**PROBLEM TO SOLVE**:
Reproduce all entries verbatim, with nothing added or dropped.

**SUPPLIED DATA**:
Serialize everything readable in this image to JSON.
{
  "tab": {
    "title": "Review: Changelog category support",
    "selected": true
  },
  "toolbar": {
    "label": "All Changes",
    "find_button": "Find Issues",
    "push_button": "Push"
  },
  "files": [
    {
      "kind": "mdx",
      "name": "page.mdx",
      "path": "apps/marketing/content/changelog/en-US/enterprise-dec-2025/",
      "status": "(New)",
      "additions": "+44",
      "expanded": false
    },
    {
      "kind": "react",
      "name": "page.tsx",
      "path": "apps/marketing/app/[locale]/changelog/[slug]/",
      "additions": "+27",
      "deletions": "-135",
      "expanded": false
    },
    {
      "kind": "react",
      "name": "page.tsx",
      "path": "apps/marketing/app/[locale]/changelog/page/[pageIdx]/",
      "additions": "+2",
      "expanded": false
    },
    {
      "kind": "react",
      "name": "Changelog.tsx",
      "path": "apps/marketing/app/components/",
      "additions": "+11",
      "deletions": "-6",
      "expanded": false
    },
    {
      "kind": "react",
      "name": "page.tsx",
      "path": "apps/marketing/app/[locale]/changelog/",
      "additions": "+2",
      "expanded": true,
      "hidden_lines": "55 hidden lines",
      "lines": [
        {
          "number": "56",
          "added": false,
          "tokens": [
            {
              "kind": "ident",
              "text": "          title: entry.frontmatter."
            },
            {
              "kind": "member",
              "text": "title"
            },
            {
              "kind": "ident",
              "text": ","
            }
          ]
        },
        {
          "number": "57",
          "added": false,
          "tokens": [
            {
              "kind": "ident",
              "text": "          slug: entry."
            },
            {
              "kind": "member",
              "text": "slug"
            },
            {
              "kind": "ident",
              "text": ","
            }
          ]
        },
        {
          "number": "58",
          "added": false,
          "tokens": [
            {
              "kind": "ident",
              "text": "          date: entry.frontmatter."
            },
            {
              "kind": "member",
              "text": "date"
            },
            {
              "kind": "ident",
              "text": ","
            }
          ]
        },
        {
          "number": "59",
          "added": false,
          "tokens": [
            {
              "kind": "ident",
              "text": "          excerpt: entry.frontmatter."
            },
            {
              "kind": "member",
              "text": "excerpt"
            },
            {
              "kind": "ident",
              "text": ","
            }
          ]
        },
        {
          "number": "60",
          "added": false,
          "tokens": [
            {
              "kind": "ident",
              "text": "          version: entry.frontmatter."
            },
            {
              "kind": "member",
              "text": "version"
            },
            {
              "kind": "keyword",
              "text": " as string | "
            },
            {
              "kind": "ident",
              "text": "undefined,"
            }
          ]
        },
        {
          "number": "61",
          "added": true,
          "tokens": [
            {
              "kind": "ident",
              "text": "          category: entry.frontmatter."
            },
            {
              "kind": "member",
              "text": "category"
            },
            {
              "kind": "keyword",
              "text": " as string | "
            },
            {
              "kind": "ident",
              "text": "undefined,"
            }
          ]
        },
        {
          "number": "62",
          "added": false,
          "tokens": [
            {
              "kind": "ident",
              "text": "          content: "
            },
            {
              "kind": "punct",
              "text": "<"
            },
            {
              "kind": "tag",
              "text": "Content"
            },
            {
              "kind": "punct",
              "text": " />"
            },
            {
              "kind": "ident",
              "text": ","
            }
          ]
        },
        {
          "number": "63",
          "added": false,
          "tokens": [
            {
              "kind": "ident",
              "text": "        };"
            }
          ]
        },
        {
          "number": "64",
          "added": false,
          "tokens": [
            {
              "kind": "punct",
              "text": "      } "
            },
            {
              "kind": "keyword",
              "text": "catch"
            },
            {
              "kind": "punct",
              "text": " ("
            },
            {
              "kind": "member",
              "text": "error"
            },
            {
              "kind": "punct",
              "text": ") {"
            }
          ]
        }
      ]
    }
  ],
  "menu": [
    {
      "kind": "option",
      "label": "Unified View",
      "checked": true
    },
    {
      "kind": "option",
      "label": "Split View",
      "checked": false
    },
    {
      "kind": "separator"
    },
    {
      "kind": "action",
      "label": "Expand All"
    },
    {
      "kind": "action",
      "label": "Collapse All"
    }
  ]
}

**EXERCISE OUTPUT**:
Serialize everything readable in this image to JSON.
{
  "tab": {
    "title": "Review: Changelog category support",
    "selected": true
  },
  "toolbar": {
    "label": "All Changes",
    "find_button": "Find Issues",
    "push_button": "Push"
  },
  "files": [
    {
      "kind": "mdx",
      "name": "page.mdx",
      "path": "apps/marketing/content/changelog/en-US/enterprise-dec-2025/",
      "status": "(New)",
      "additions": "+44",
      "expanded": false
    },
    {
      "kind": "react",
      "name": "page.tsx",
      "path": "apps/marketing/app/[locale]/changelog/[slug]/",
      "additions": "+27",
      "deletions": "-135",
      "expanded": false
    },
    {
      "kind": "react",
      "name": "page.tsx",
      "path": "apps/marketing/app/[locale]/changelog/page/[pageIdx]/",
      "additions": "+2",
      "expanded": false
    },
    {
      "kind": "react",
      "name": "Changelog.tsx",
      "path": "apps/marketing/app/components/",
      "additions": "+11",
      "deletions": "-6",
      "expanded": false
    },
    {
      "kind": "react",
      "name": "page.tsx",
      "path": "apps/marketing/app/[locale]/changelog/",
      "additions": "+2",
      "expanded": true,
      "hidden_lines": "55 hidden lines",
      "lines": [
        {
          "number": "56",
          "added": false,
          "tokens": [
            {
              "kind": "ident",
              "text": "          title: entry.frontmatter."
            },
            {
              "kind": "member",
              "text": "title"
            },
            {
              "kind": "ident",
              "text": ","
            }
          ]
        },
        {
          "number": "57",
          "added": false,
          "tokens": [
            {
              "kind": "ident",
              "text": "          slug: entry."
            },
            {
              "kind": "member",
              "text": "slug"
            },
            {
              "kind": "ident",
              "text": ","
            }
          ]
        },
        {
          "number": "58",
          "added": false,
          "tokens": [
            {
              "kind": "ident",
              "text": "          date: entry.frontmatter."
            },
            {
              "kind": "member",
              "text": "date"
            },
            {
              "kind": "ident",
              "text": ","
            }
          ]
        },
        {
          "number": "59",
          "added": false,
          "tokens": [
            {
              "kind": "ident",
              "text": "          excerpt: entry.frontmatter."
            },
            {
              "kind": "member",
              "text": "excerpt"
            },
            {
              "kind": "ident",
              "text": ","
            }
          ]
        },
        {
          "number": "60",
          "added": false,
          "tokens": [
            {
              "kind": "ident",
              "text": "          version: entry.frontmatter."
            },
            {
              "kind": "member",
              "text": "version"
            },
            {
              "kind": "keyword",
              "text": " as string | "
            },
            {
              "kind": "ident",
              "text": "undefined,"
            }
          ]
        },
        {
          "number": "61",
          "added": true,
          "tokens": [
            {
              "kind": "ident",
              "text": "          category: entry.frontmatter."
            },
            {
              "kind": "member",
              "text": "category"
            },
            {
              "kind": "keyword",
              "text": " as string | "
            },
            {
              "kind": "ident",
              "text": "undefined,"
            }
          ]
        },
        {
          "number": "62",
          "added": false,
          "tokens": [
            {
              "kind": "ident",
              "text": "          content: "
            },
            {
              "kind": "punct",
              "text": "<"
            },
            {
              "kind": "tag",
              "text": "Content"
            },
            {
              "kind": "punct",
              "text": " />"
            },
            {
              "kind": "ident",
              "text": ","
            }
          ]
        },
        {
          "number": "63",
          "added": false,
          "tokens": [
            {
              "kind": "ident",
              "text": "        };"
            }
          ]
        },
        {
          "number": "64",
          "added": false,
          "tokens": [
            {
              "kind": "punct",
              "text": "      } "
            },
            {
              "kind": "keyword",
              "text": "catch"
            },
            {
              "kind": "punct",
              "text": " ("
            },
            {
              "kind": "member",
              "text": "error"
            },
            {
              "kind": "punct",
              "text": ") {"
            }
          ]
        }
      ]
    }
  ],
  "menu": [
    {
      "kind": "option",
      "label": "Unified View",
      "checked": true
    },
    {
      "kind": "option",
      "label": "Split View",
      "checked": false
    },
    {
      "kind": "separator"
    },
    {
      "kind": "action",
      "label": "Expand All"
    },
    {
      "kind": "action",
      "label": "Collapse All"
    }
  ]
}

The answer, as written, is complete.